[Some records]

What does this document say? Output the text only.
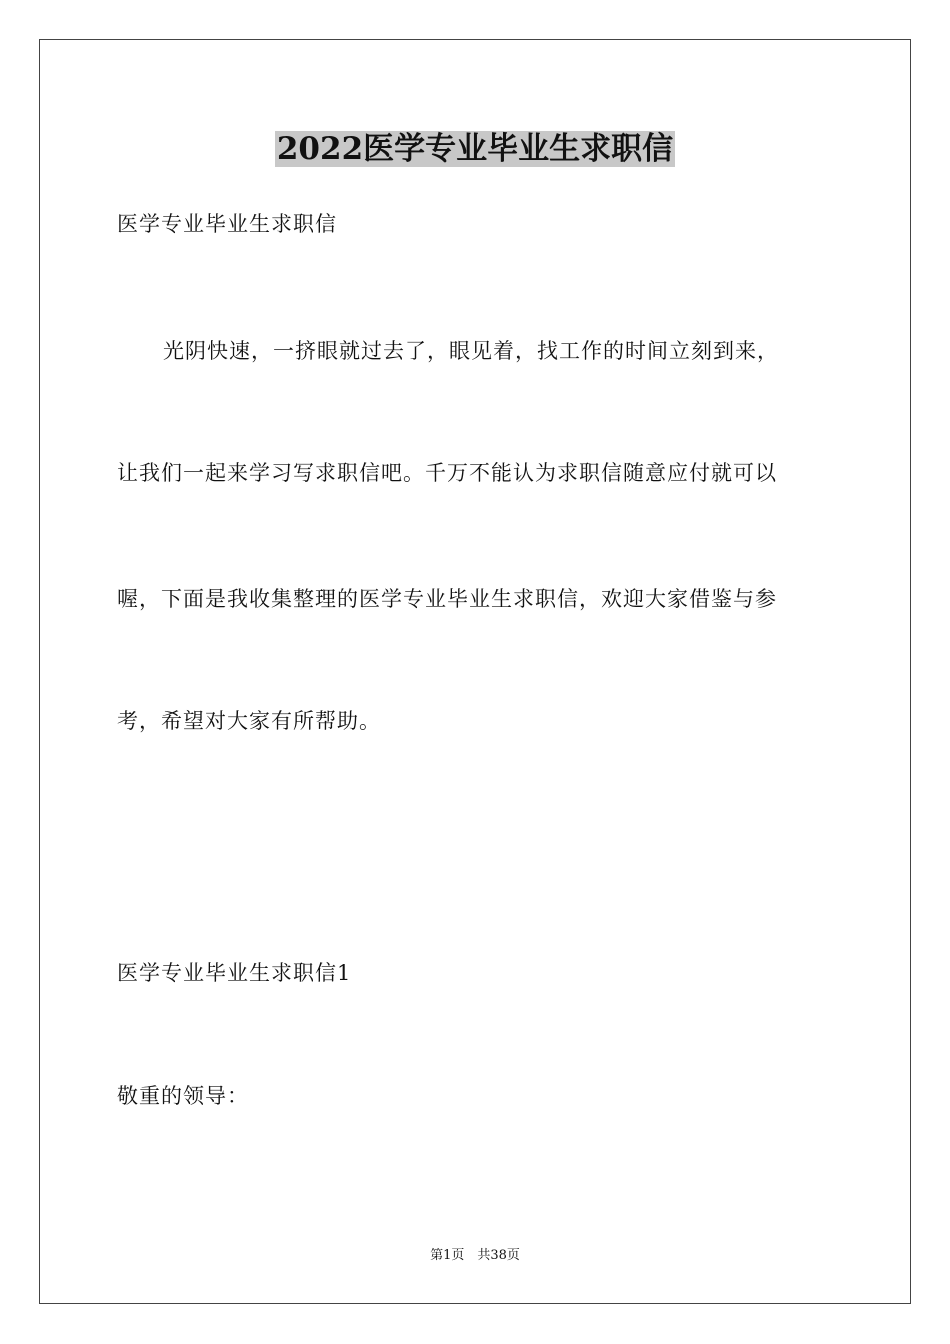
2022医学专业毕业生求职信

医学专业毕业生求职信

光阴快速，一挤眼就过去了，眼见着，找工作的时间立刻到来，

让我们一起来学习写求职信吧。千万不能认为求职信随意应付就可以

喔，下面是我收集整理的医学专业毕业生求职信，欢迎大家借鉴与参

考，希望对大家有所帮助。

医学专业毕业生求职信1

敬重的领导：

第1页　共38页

◆ Task ◆
Set down all the entries exactly as they appear, but skip any pictures.

◆ The reply ◆
What does this document say? Output the text only.
2022医学专业毕业生求职信

医学专业毕业生求职信

光阴快速，一挤眼就过去了，眼见着，找工作的时间立刻到来，

让我们一起来学习写求职信吧。千万不能认为求职信随意应付就可以

喔，下面是我收集整理的医学专业毕业生求职信，欢迎大家借鉴与参

考，希望对大家有所帮助。

医学专业毕业生求职信1

敬重的领导：

第1页　共38页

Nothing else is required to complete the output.